**Do this**.
Look through the data below. Show each line where the string "values" occurs.

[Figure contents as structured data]
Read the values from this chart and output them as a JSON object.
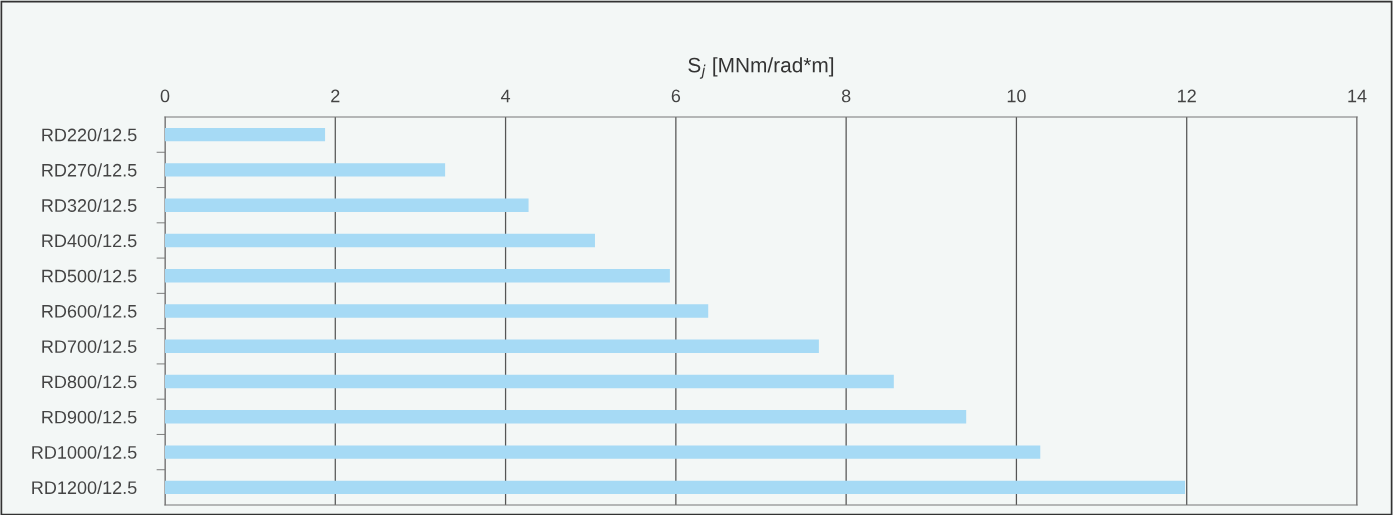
{
  "chart_data": {
    "type": "bar",
    "orientation": "horizontal",
    "xlabel": "S$_{j}$ [MNm/rad*m]",
    "categories": [
      "RD220/12.5",
      "RD270/12.5",
      "RD320/12.5",
      "RD400/12.5",
      "RD500/12.5",
      "RD600/12.5",
      "RD700/12.5",
      "RD800/12.5",
      "RD900/12.5",
      "RD1000/12.5",
      "RD1200/12.5"
    ],
    "values": [
      1.88,
      3.29,
      4.27,
      5.05,
      5.93,
      6.38,
      7.68,
      8.56,
      9.41,
      10.28,
      11.98
    ],
    "color": "#a6daf5",
    "xlim": [
      0,
      14
    ],
    "xticks": [
      0,
      2,
      4,
      6,
      8,
      10,
      12,
      14
    ],
    "grid": "x",
    "legend": false
  }
}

**Solved exercise**.
Read the values from this chart and output them as a JSON object.
    "values": [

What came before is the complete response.